### Written exercise
Copy every line that holds "text".

### Provided data
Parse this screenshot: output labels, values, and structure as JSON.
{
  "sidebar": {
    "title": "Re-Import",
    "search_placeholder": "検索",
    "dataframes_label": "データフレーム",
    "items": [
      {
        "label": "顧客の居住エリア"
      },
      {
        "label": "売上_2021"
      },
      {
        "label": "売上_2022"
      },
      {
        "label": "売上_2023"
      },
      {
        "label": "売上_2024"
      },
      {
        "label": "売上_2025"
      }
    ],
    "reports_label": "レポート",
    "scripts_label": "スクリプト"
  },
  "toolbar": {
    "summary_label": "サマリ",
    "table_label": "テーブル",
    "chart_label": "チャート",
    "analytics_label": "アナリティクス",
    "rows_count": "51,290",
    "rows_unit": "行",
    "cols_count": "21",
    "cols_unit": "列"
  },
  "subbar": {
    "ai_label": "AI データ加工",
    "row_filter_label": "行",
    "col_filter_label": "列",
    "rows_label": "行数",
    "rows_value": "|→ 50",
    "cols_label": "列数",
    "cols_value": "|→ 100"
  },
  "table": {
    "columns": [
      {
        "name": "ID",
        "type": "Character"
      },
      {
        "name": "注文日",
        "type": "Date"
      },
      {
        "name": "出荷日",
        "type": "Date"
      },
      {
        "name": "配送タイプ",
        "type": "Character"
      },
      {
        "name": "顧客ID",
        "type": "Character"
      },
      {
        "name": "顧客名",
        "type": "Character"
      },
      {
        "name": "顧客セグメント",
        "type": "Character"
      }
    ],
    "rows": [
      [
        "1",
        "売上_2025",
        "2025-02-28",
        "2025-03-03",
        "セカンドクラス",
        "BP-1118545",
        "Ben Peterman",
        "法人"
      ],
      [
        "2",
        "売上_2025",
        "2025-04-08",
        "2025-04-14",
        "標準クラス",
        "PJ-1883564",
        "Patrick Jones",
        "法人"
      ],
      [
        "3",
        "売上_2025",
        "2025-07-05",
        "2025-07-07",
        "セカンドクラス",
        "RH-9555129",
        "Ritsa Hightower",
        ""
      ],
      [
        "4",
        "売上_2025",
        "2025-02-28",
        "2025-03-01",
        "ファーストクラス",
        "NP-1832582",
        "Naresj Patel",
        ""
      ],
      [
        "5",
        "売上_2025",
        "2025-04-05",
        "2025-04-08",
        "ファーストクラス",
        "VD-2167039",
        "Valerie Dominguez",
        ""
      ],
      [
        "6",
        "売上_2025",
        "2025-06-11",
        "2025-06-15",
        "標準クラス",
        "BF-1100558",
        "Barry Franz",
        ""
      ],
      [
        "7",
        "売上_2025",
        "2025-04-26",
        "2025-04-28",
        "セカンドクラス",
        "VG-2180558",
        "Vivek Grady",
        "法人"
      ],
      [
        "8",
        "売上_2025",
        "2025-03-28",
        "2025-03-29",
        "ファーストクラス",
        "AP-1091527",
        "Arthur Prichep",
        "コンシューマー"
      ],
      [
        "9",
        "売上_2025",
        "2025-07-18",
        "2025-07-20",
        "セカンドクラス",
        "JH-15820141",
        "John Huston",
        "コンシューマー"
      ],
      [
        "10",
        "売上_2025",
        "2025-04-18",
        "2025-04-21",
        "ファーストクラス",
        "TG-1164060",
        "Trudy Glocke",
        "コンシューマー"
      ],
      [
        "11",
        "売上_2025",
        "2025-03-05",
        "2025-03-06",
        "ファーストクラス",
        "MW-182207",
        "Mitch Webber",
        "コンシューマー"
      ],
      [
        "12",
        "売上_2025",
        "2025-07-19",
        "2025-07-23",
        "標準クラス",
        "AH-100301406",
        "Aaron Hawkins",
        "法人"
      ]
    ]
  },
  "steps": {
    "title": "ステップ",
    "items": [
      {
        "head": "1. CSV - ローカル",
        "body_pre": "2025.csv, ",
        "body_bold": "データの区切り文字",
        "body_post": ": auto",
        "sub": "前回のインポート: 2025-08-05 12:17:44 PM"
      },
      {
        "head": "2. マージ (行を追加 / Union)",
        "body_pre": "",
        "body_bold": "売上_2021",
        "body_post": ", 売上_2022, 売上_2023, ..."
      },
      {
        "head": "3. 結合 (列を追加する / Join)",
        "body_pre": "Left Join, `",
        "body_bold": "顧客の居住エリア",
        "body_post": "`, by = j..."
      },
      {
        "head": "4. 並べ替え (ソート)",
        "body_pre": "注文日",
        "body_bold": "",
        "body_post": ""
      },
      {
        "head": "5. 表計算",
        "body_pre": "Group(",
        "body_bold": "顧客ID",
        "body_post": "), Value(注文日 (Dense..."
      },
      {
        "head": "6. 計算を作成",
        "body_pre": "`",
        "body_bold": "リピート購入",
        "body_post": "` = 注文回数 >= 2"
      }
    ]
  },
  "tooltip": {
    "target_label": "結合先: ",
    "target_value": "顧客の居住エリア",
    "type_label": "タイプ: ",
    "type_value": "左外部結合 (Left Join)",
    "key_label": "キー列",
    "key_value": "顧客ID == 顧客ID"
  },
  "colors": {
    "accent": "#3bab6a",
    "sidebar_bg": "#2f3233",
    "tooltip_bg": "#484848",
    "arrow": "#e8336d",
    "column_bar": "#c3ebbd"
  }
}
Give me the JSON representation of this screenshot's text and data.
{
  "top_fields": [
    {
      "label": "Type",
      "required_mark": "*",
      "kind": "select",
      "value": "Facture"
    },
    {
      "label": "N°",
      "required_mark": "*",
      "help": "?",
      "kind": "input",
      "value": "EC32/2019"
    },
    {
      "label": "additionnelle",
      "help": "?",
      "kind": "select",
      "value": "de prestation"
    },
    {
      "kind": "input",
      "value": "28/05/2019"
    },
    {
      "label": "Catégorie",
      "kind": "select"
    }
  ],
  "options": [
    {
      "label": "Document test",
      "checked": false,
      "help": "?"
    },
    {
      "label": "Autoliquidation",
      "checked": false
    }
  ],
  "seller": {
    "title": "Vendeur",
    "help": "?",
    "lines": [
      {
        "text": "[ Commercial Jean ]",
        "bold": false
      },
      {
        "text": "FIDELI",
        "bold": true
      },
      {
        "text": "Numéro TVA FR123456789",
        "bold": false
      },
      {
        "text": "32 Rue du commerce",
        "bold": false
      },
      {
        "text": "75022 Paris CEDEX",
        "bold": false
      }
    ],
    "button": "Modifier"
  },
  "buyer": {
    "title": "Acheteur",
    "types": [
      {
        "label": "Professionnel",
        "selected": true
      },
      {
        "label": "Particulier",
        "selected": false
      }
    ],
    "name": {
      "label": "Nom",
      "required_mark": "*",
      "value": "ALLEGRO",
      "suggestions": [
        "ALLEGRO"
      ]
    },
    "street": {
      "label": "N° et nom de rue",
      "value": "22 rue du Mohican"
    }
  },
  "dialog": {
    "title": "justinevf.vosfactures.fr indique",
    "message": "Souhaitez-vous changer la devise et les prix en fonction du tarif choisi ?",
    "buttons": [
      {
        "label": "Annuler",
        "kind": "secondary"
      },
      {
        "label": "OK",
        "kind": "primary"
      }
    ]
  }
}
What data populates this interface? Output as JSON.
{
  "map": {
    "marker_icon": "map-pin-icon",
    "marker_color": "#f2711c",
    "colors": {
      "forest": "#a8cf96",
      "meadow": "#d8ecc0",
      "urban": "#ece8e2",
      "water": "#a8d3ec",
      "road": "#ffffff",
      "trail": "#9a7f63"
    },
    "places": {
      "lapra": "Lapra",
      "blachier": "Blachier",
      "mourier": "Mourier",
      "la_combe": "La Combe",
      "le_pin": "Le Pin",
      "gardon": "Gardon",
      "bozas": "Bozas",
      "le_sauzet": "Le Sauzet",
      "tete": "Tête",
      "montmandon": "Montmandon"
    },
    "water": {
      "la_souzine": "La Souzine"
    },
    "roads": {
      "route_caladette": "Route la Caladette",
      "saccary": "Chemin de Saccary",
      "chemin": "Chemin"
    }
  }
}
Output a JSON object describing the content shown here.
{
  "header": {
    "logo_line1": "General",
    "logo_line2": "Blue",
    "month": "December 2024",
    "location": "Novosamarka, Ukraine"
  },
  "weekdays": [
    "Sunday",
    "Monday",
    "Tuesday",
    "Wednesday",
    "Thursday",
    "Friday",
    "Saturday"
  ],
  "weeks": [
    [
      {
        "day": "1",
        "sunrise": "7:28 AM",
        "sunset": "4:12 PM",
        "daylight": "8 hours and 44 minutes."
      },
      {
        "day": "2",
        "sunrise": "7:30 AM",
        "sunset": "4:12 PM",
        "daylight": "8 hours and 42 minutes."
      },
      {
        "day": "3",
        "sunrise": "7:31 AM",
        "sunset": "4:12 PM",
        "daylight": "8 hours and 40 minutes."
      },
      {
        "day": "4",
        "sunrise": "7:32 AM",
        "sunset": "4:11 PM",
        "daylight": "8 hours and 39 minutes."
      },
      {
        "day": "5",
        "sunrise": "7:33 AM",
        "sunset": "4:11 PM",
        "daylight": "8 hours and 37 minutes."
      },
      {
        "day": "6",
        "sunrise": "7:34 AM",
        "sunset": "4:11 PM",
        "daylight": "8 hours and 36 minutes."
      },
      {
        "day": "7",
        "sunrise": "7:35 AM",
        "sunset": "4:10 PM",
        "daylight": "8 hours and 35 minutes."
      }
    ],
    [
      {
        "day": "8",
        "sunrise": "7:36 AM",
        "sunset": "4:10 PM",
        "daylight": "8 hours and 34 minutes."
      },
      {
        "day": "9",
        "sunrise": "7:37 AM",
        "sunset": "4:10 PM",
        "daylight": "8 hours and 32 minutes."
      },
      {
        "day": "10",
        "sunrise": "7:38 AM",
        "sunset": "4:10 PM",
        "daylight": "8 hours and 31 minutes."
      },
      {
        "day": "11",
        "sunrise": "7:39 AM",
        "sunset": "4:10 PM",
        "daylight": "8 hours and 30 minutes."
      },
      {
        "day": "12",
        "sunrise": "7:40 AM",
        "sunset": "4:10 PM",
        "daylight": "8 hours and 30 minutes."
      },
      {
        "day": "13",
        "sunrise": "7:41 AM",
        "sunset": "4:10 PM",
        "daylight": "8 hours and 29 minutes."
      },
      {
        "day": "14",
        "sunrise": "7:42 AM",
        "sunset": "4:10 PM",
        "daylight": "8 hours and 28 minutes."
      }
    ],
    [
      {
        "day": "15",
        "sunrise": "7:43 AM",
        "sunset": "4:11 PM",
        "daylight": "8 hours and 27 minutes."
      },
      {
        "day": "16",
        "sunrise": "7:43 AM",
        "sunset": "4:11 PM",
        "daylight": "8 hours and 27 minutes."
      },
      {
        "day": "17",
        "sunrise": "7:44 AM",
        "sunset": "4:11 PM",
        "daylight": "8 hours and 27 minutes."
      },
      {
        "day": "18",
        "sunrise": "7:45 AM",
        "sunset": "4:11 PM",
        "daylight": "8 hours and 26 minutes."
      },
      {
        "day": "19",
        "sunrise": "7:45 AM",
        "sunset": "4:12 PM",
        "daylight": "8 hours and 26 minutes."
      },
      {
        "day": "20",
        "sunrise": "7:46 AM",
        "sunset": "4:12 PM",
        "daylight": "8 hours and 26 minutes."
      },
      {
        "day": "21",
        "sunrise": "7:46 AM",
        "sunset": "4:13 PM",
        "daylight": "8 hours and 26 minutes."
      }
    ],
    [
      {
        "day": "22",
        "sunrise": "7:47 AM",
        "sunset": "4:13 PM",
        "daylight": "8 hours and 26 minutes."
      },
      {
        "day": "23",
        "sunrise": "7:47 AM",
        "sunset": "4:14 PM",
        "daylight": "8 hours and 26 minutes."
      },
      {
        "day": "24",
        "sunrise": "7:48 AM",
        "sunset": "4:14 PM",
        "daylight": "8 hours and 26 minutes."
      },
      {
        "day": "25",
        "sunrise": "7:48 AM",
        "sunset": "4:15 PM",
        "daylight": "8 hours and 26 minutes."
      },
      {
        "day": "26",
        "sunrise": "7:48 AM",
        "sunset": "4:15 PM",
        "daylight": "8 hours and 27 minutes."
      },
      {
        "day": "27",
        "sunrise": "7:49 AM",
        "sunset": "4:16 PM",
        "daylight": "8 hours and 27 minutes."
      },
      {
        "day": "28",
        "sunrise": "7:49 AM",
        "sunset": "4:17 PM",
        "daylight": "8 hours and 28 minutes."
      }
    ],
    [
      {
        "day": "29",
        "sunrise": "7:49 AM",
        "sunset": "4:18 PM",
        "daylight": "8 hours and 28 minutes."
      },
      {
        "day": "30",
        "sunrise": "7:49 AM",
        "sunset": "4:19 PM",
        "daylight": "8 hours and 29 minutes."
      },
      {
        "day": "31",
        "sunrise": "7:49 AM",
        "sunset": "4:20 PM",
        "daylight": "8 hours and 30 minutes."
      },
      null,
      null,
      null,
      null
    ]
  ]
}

### Task response
Give me the JSON representation of this screenshot's text and data.
        "text": "[ Commercial Jean ]",
        "text": "FIDELI",
        "text": "Numéro TVA FR123456789",
        "text": "32 Rue du commerce",
        "text": "75022 Paris CEDEX",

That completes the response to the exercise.